[start RECORDS PROVIDED]

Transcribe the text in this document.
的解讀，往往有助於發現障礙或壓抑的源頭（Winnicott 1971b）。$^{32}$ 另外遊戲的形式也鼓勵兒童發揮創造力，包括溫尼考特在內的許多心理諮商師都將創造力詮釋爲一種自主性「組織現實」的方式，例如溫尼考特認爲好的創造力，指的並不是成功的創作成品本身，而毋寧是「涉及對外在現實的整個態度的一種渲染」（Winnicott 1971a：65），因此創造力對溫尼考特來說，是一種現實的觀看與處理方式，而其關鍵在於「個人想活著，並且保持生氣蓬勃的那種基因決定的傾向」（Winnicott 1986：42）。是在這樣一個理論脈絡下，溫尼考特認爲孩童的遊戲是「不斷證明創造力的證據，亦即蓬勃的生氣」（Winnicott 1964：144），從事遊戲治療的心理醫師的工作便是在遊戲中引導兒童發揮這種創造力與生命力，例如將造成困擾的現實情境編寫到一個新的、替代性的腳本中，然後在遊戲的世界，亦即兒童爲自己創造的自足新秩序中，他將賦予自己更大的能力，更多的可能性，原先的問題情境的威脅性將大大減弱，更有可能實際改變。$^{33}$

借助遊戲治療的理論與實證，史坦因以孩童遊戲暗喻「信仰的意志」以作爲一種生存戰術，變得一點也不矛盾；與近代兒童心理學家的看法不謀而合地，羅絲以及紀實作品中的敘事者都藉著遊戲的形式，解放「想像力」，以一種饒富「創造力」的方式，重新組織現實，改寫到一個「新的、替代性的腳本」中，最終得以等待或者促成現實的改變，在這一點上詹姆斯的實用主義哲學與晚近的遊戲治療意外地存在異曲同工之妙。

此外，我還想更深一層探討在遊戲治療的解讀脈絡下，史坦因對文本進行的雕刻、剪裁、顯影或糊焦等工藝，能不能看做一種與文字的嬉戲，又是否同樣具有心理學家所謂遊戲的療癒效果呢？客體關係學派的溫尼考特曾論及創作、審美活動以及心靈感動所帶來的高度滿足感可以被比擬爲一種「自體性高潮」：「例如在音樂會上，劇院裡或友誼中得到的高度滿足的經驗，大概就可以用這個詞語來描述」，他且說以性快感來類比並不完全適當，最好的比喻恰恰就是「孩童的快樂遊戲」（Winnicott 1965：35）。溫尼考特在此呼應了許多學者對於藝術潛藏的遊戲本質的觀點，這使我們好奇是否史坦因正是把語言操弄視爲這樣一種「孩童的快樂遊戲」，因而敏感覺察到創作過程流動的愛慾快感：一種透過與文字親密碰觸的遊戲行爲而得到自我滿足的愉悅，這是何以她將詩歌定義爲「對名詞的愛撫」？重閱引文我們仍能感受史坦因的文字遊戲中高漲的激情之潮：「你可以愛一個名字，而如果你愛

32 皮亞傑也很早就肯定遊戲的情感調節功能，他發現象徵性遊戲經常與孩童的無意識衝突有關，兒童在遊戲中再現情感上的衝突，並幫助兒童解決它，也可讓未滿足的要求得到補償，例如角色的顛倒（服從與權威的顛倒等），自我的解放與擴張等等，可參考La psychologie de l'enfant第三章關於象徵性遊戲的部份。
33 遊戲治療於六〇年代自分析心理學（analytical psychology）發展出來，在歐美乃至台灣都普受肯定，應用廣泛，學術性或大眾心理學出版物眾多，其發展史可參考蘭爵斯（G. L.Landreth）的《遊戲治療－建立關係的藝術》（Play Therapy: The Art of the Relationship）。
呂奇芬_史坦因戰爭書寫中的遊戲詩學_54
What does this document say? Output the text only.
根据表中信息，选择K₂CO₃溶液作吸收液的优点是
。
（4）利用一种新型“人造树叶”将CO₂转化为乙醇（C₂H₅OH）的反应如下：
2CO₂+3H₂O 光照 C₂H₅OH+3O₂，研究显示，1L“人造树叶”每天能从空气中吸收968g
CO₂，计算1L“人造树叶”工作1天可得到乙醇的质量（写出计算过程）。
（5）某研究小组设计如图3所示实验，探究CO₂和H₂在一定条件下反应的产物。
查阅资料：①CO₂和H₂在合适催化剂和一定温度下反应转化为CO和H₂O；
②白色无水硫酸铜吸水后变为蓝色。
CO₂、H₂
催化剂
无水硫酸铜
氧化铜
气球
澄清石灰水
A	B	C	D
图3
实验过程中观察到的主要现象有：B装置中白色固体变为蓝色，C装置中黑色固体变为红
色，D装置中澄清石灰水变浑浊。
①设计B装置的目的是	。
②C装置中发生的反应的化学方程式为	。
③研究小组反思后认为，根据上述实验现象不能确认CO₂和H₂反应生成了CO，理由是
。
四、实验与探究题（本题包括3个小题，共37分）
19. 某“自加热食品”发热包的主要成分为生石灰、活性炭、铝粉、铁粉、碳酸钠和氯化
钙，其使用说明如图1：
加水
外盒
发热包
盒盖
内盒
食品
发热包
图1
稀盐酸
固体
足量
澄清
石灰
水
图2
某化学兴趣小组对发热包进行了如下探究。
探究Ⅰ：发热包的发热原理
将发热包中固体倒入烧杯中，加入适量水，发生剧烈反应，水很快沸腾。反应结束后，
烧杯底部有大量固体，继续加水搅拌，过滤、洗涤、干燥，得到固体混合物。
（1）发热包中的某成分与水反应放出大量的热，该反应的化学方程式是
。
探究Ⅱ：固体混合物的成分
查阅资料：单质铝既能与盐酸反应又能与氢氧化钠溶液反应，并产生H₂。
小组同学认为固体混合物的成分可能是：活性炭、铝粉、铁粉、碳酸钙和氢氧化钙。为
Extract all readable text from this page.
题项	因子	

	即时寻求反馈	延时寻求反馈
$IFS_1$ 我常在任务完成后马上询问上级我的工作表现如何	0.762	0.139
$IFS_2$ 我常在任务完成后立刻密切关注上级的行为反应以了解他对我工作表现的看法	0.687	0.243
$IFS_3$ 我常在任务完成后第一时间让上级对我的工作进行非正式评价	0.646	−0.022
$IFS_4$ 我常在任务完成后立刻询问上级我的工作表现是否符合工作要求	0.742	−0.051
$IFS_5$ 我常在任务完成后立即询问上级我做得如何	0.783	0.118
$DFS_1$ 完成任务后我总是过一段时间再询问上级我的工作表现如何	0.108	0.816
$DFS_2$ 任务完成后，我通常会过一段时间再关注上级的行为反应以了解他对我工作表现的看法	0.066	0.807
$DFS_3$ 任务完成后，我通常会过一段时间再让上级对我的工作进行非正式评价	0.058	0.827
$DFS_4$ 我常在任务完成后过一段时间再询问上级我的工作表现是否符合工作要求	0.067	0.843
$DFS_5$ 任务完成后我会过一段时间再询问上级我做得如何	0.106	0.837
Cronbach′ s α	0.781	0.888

[end RECORDS PROVIDED]

**TASK DETAILS**. Keep only the lines from the one containing "Extract all readable text from this page." to the end of the entries, and repeat them exactly.

**WRITTEN RESPONSE**.
Extract all readable text from this page.
题项	因子	

	即时寻求反馈	延时寻求反馈
$IFS_1$ 我常在任务完成后马上询问上级我的工作表现如何	0.762	0.139
$IFS_2$ 我常在任务完成后立刻密切关注上级的行为反应以了解他对我工作表现的看法	0.687	0.243
$IFS_3$ 我常在任务完成后第一时间让上级对我的工作进行非正式评价	0.646	−0.022
$IFS_4$ 我常在任务完成后立刻询问上级我的工作表现是否符合工作要求	0.742	−0.051
$IFS_5$ 我常在任务完成后立即询问上级我做得如何	0.783	0.118
$DFS_1$ 完成任务后我总是过一段时间再询问上级我的工作表现如何	0.108	0.816
$DFS_2$ 任务完成后，我通常会过一段时间再关注上级的行为反应以了解他对我工作表现的看法	0.066	0.807
$DFS_3$ 任务完成后，我通常会过一段时间再让上级对我的工作进行非正式评价	0.058	0.827
$DFS_4$ 我常在任务完成后过一段时间再询问上级我的工作表现是否符合工作要求	0.067	0.843
$DFS_5$ 任务完成后我会过一段时间再询问上级我做得如何	0.106	0.837
Cronbach′ s α	0.781	0.888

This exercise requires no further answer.